Dataset items
+++

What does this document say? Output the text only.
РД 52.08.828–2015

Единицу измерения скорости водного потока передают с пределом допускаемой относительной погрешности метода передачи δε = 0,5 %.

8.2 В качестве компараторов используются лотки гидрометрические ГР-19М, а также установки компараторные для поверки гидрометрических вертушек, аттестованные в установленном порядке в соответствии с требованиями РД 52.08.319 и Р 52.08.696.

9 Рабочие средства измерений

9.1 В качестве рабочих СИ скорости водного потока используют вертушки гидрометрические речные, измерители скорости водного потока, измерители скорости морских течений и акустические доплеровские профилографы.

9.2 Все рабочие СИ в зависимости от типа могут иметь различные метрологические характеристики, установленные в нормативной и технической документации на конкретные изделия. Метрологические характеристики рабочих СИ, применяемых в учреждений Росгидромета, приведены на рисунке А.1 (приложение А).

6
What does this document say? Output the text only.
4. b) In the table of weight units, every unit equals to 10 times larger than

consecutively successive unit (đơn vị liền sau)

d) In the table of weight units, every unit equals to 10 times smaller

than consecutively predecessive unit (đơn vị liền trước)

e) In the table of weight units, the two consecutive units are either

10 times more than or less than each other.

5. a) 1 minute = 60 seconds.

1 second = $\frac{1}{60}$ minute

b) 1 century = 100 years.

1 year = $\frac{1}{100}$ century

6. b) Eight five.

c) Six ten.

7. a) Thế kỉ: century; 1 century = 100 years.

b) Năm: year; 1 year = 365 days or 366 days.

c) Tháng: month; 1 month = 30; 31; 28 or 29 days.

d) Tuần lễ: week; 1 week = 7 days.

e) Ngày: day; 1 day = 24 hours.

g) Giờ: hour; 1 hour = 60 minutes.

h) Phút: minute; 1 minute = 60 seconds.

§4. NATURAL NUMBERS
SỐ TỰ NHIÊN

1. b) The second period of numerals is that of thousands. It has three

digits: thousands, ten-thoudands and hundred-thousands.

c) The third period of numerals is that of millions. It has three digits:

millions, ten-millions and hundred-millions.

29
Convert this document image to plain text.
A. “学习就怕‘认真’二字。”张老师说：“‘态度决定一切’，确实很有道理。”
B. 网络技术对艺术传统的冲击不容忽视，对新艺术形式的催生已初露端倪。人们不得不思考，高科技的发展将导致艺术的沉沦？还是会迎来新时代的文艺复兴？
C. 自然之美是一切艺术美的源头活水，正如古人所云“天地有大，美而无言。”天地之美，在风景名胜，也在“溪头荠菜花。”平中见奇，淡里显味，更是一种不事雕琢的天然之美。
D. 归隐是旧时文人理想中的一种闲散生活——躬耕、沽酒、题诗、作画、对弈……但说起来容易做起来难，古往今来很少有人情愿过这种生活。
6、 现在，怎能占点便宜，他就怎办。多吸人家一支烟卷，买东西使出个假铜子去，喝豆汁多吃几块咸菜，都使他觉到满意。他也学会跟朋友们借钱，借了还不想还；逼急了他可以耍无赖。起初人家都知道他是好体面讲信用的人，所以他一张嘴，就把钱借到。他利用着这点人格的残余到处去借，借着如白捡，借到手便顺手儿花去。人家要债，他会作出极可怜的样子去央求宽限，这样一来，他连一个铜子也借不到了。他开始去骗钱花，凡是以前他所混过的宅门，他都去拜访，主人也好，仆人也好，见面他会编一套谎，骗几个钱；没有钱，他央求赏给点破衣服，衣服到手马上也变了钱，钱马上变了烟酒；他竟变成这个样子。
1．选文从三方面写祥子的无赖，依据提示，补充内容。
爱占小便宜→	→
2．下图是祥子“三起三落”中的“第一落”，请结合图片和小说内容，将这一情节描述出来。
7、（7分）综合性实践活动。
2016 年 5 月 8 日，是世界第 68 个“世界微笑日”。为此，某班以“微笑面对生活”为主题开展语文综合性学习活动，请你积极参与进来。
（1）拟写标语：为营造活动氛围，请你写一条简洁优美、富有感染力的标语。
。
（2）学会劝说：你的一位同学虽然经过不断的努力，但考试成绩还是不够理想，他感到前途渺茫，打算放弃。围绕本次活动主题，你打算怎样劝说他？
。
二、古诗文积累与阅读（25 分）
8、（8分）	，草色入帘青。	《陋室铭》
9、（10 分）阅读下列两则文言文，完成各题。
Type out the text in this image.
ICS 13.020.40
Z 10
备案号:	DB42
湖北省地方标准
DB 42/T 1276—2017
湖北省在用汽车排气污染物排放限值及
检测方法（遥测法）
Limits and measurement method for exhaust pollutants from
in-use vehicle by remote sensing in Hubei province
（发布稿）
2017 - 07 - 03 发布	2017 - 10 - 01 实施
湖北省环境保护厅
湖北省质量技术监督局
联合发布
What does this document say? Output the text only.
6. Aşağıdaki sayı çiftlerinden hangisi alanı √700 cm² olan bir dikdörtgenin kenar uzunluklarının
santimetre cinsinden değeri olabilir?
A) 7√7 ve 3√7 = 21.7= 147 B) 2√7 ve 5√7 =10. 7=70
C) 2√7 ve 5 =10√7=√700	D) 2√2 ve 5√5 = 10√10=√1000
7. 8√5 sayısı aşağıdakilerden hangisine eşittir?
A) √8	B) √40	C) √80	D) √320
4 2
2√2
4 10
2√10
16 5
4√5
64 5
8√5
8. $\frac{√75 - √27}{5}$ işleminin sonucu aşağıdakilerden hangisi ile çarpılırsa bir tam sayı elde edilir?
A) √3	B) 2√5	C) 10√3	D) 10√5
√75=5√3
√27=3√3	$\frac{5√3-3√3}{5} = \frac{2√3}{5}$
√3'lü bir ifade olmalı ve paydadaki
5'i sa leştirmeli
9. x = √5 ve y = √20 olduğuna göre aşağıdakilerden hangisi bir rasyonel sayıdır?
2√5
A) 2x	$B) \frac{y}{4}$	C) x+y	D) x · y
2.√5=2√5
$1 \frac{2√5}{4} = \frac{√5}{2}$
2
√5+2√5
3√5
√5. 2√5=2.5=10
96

+++

● What you should do
Copy exactly the lines above, from the one containing "Type out the text in this image." through the very last line.

● Final result
Type out the text in this image.
ICS 13.020.40
Z 10
备案号:	DB42
湖北省地方标准
DB 42/T 1276—2017
湖北省在用汽车排气污染物排放限值及
检测方法（遥测法）
Limits and measurement method for exhaust pollutants from
in-use vehicle by remote sensing in Hubei province
（发布稿）
2017 - 07 - 03 发布	2017 - 10 - 01 实施
湖北省环境保护厅
湖北省质量技术监督局
联合发布
What does this document say? Output the text only.
6. Aşağıdaki sayı çiftlerinden hangisi alanı √700 cm² olan bir dikdörtgenin kenar uzunluklarının
santimetre cinsinden değeri olabilir?
A) 7√7 ve 3√7 = 21.7= 147 B) 2√7 ve 5√7 =10. 7=70
C) 2√7 ve 5 =10√7=√700	D) 2√2 ve 5√5 = 10√10=√1000
7. 8√5 sayısı aşağıdakilerden hangisine eşittir?
A) √8	B) √40	C) √80	D) √320
4 2
2√2
4 10
2√10
16 5
4√5
64 5
8√5
8. $\frac{√75 - √27}{5}$ işleminin sonucu aşağıdakilerden hangisi ile çarpılırsa bir tam sayı elde edilir?
A) √3	B) 2√5	C) 10√3	D) 10√5
√75=5√3
√27=3√3	$\frac{5√3-3√3}{5} = \frac{2√3}{5}$
√3'lü bir ifade olmalı ve paydadaki
5'i sa leştirmeli
9. x = √5 ve y = √20 olduğuna göre aşağıdakilerden hangisi bir rasyonel sayıdır?
2√5
A) 2x	$B) \frac{y}{4}$	C) x+y	D) x · y
2.√5=2√5
$1 \frac{2√5}{4} = \frac{√5}{2}$
2
√5+2√5
3√5
√5. 2√5=2.5=10
96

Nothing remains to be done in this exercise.